● WHAT IS REQUIRED
In the material below, list every line carrying the string "text".

──────

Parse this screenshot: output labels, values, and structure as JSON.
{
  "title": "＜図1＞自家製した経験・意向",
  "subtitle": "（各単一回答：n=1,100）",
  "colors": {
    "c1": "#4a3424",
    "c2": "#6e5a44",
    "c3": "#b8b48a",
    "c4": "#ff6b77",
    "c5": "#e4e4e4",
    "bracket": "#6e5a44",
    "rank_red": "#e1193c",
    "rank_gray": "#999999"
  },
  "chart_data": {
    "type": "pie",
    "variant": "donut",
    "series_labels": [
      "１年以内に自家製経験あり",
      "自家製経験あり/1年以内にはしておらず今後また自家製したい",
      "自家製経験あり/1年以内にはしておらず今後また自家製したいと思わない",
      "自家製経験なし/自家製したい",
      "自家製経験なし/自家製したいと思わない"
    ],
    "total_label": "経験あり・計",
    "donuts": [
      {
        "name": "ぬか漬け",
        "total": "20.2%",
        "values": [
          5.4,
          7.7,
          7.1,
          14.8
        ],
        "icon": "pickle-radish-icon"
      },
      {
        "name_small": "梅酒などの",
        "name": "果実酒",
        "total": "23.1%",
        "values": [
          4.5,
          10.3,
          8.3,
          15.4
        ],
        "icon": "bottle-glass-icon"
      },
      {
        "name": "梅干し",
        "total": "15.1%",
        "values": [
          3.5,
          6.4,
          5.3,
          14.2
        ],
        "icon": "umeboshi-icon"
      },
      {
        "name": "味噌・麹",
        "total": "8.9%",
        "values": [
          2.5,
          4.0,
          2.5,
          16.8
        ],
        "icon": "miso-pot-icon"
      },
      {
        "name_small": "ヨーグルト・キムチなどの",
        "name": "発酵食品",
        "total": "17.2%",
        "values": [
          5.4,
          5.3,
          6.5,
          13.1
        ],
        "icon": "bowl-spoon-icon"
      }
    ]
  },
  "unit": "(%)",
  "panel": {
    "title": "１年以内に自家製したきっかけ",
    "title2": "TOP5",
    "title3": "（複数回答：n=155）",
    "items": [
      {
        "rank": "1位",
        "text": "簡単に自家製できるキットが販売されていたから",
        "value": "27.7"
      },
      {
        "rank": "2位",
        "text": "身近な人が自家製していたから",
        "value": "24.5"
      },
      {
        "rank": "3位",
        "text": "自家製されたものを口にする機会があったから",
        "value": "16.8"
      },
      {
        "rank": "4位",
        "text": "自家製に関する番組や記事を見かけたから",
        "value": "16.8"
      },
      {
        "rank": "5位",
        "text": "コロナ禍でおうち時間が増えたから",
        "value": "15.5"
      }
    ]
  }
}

──────

● WRITTEN SOLUTION
        "text": "簡単に自家製できるキットが販売されていたから",
        "text": "身近な人が自家製していたから",
        "text": "自家製されたものを口にする機会があったから",
        "text": "自家製に関する番組や記事を見かけたから",
        "text": "コロナ禍でおうち時間が増えたから",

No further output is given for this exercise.